- [What is needed]: Copy the records below line for line, with no changes.
>>>>>
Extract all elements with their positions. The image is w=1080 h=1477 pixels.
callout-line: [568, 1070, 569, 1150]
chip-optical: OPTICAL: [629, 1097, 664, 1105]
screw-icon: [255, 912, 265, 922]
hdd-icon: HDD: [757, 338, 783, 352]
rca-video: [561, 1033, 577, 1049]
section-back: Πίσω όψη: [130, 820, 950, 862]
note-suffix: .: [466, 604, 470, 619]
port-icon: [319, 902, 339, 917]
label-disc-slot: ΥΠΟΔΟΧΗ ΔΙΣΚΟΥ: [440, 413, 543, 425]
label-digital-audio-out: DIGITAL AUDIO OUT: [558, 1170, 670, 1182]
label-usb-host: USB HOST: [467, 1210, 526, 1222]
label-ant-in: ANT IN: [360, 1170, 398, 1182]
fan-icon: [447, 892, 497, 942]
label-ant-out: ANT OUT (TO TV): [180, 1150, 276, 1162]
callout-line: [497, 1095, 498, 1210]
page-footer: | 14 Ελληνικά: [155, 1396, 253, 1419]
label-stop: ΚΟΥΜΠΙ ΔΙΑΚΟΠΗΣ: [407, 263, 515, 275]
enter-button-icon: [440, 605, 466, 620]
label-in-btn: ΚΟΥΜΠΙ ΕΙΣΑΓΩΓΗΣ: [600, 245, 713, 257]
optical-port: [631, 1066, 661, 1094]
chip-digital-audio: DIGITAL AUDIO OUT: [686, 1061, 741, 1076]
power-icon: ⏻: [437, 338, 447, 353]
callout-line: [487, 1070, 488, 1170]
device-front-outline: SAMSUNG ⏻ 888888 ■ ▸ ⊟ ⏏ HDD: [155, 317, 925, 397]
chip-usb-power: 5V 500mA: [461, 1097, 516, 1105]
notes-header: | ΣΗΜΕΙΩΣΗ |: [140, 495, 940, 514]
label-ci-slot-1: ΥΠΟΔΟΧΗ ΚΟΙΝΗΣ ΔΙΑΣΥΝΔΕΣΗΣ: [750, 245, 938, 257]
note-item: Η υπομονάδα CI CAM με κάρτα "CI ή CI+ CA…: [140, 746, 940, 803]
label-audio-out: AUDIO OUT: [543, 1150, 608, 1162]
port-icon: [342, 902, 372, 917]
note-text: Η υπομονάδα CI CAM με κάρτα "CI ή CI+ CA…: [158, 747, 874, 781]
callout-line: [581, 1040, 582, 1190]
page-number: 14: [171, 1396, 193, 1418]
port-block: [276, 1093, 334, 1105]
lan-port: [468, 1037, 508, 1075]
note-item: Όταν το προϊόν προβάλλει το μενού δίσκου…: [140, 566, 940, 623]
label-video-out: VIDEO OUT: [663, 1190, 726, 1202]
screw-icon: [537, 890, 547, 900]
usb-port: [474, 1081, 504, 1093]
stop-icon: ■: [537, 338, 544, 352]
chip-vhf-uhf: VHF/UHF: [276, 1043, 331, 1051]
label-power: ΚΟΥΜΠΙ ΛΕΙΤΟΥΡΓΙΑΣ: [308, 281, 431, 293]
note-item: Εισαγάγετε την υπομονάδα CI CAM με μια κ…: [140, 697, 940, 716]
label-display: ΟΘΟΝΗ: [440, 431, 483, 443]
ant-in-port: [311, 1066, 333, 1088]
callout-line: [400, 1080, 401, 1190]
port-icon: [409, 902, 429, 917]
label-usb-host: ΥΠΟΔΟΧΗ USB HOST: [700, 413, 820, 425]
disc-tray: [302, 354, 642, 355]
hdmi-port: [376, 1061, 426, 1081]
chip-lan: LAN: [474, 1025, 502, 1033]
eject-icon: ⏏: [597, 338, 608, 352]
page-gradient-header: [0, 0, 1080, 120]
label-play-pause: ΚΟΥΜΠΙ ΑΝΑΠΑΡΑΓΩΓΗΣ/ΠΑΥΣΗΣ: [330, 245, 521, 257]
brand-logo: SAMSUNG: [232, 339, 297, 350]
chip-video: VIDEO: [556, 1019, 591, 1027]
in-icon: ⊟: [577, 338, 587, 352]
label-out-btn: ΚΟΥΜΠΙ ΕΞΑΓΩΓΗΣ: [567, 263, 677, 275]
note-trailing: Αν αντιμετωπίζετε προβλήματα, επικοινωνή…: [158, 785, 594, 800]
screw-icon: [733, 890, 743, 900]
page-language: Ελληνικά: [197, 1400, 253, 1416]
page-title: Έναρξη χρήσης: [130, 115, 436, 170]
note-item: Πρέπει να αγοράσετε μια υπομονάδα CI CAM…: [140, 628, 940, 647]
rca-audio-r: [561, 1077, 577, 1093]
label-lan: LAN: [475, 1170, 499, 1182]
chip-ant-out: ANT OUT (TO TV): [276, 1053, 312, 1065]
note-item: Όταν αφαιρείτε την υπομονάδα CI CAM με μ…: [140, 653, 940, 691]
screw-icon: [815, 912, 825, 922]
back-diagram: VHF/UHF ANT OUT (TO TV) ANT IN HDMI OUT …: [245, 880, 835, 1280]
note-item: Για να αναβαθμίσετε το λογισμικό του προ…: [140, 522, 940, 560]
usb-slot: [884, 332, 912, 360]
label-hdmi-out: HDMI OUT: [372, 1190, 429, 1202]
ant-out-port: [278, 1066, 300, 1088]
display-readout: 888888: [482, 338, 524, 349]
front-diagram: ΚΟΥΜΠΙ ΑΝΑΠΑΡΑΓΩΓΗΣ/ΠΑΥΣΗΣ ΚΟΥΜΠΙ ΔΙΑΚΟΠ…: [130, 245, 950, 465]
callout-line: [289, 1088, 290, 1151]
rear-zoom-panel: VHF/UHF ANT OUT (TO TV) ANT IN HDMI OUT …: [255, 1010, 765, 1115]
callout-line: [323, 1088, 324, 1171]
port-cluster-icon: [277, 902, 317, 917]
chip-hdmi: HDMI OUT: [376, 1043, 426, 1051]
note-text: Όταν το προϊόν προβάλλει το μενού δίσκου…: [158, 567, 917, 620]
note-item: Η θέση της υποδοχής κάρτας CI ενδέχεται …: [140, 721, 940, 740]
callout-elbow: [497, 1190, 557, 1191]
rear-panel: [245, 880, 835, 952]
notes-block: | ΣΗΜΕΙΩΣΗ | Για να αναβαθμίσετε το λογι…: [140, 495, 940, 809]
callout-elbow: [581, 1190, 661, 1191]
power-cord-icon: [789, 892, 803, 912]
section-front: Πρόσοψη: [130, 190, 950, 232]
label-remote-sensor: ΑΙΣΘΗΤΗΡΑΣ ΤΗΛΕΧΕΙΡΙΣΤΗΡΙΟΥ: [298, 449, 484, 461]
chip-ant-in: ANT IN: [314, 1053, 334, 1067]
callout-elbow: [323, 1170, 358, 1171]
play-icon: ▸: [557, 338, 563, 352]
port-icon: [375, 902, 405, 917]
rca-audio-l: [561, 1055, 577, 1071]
<<<<<
- [Correct answer]:
Extract all elements with their positions. The image is w=1080 h=1477 pixels.
callout-line: [568, 1070, 569, 1150]
chip-optical: OPTICAL: [629, 1097, 664, 1105]
screw-icon: [255, 912, 265, 922]
hdd-icon: HDD: [757, 338, 783, 352]
rca-video: [561, 1033, 577, 1049]
section-back: Πίσω όψη: [130, 820, 950, 862]
note-suffix: .: [466, 604, 470, 619]
port-icon: [319, 902, 339, 917]
label-disc-slot: ΥΠΟΔΟΧΗ ΔΙΣΚΟΥ: [440, 413, 543, 425]
label-digital-audio-out: DIGITAL AUDIO OUT: [558, 1170, 670, 1182]
label-usb-host: USB HOST: [467, 1210, 526, 1222]
label-ant-in: ANT IN: [360, 1170, 398, 1182]
fan-icon: [447, 892, 497, 942]
label-ant-out: ANT OUT (TO TV): [180, 1150, 276, 1162]
callout-line: [497, 1095, 498, 1210]
page-footer: | 14 Ελληνικά: [155, 1396, 253, 1419]
label-stop: ΚΟΥΜΠΙ ΔΙΑΚΟΠΗΣ: [407, 263, 515, 275]
enter-button-icon: [440, 605, 466, 620]
label-in-btn: ΚΟΥΜΠΙ ΕΙΣΑΓΩΓΗΣ: [600, 245, 713, 257]
optical-port: [631, 1066, 661, 1094]
chip-digital-audio: DIGITAL AUDIO OUT: [686, 1061, 741, 1076]
power-icon: ⏻: [437, 338, 447, 353]
callout-line: [487, 1070, 488, 1170]
device-front-outline: SAMSUNG ⏻ 888888 ■ ▸ ⊟ ⏏ HDD: [155, 317, 925, 397]
chip-usb-power: 5V 500mA: [461, 1097, 516, 1105]
notes-header: | ΣΗΜΕΙΩΣΗ |: [140, 495, 940, 514]
label-ci-slot-1: ΥΠΟΔΟΧΗ ΚΟΙΝΗΣ ΔΙΑΣΥΝΔΕΣΗΣ: [750, 245, 938, 257]
note-item: Η υπομονάδα CI CAM με κάρτα "CI ή CI+ CA…: [140, 746, 940, 803]
label-audio-out: AUDIO OUT: [543, 1150, 608, 1162]
port-icon: [342, 902, 372, 917]
note-text: Η υπομονάδα CI CAM με κάρτα "CI ή CI+ CA…: [158, 747, 874, 781]
callout-line: [581, 1040, 582, 1190]
page-number: 14: [171, 1396, 193, 1418]
port-block: [276, 1093, 334, 1105]
lan-port: [468, 1037, 508, 1075]
note-item: Όταν το προϊόν προβάλλει το μενού δίσκου…: [140, 566, 940, 623]
label-video-out: VIDEO OUT: [663, 1190, 726, 1202]
screw-icon: [537, 890, 547, 900]
usb-port: [474, 1081, 504, 1093]
stop-icon: ■: [537, 338, 544, 352]
chip-vhf-uhf: VHF/UHF: [276, 1043, 331, 1051]
label-power: ΚΟΥΜΠΙ ΛΕΙΤΟΥΡΓΙΑΣ: [308, 281, 431, 293]
note-item: Εισαγάγετε την υπομονάδα CI CAM με μια κ…: [140, 697, 940, 716]
label-display: ΟΘΟΝΗ: [440, 431, 483, 443]
ant-in-port: [311, 1066, 333, 1088]
callout-line: [400, 1080, 401, 1190]
port-icon: [409, 902, 429, 917]
label-usb-host: ΥΠΟΔΟΧΗ USB HOST: [700, 413, 820, 425]
disc-tray: [302, 354, 642, 355]
hdmi-port: [376, 1061, 426, 1081]
chip-lan: LAN: [474, 1025, 502, 1033]
eject-icon: ⏏: [597, 338, 608, 352]
page-gradient-header: [0, 0, 1080, 120]
label-play-pause: ΚΟΥΜΠΙ ΑΝΑΠΑΡΑΓΩΓΗΣ/ΠΑΥΣΗΣ: [330, 245, 521, 257]
brand-logo: SAMSUNG: [232, 339, 297, 350]
chip-video: VIDEO: [556, 1019, 591, 1027]
in-icon: ⊟: [577, 338, 587, 352]
label-out-btn: ΚΟΥΜΠΙ ΕΞΑΓΩΓΗΣ: [567, 263, 677, 275]
note-trailing: Αν αντιμετωπίζετε προβλήματα, επικοινωνή…: [158, 785, 594, 800]
screw-icon: [733, 890, 743, 900]
page-language: Ελληνικά: [197, 1400, 253, 1416]
page-title: Έναρξη χρήσης: [130, 115, 436, 170]
note-item: Πρέπει να αγοράσετε μια υπομονάδα CI CAM…: [140, 628, 940, 647]
rca-audio-r: [561, 1077, 577, 1093]
label-lan: LAN: [475, 1170, 499, 1182]
chip-ant-out: ANT OUT (TO TV): [276, 1053, 312, 1065]
note-item: Όταν αφαιρείτε την υπομονάδα CI CAM με μ…: [140, 653, 940, 691]
screw-icon: [815, 912, 825, 922]
back-diagram: VHF/UHF ANT OUT (TO TV) ANT IN HDMI OUT …: [245, 880, 835, 1280]
note-item: Για να αναβαθμίσετε το λογισμικό του προ…: [140, 522, 940, 560]
usb-slot: [884, 332, 912, 360]
label-hdmi-out: HDMI OUT: [372, 1190, 429, 1202]
ant-out-port: [278, 1066, 300, 1088]
display-readout: 888888: [482, 338, 524, 349]
front-diagram: ΚΟΥΜΠΙ ΑΝΑΠΑΡΑΓΩΓΗΣ/ΠΑΥΣΗΣ ΚΟΥΜΠΙ ΔΙΑΚΟΠ…: [130, 245, 950, 465]
callout-line: [289, 1088, 290, 1151]
rear-zoom-panel: VHF/UHF ANT OUT (TO TV) ANT IN HDMI OUT …: [255, 1010, 765, 1115]
callout-line: [323, 1088, 324, 1171]
port-cluster-icon: [277, 902, 317, 917]
chip-hdmi: HDMI OUT: [376, 1043, 426, 1051]
note-text: Όταν το προϊόν προβάλλει το μενού δίσκου…: [158, 567, 917, 620]
note-item: Η θέση της υποδοχής κάρτας CI ενδέχεται …: [140, 721, 940, 740]
callout-elbow: [497, 1190, 557, 1191]
rear-panel: [245, 880, 835, 952]
notes-block: | ΣΗΜΕΙΩΣΗ | Για να αναβαθμίσετε το λογι…: [140, 495, 940, 809]
callout-elbow: [581, 1190, 661, 1191]
power-cord-icon: [789, 892, 803, 912]
section-front: Πρόσοψη: [130, 190, 950, 232]
label-remote-sensor: ΑΙΣΘΗΤΗΡΑΣ ΤΗΛΕΧΕΙΡΙΣΤΗΡΙΟΥ: [298, 449, 484, 461]
chip-ant-in: ANT IN: [314, 1053, 334, 1067]
callout-elbow: [323, 1170, 358, 1171]
play-icon: ▸: [557, 338, 563, 352]
port-icon: [375, 902, 405, 917]
rca-audio-l: [561, 1055, 577, 1071]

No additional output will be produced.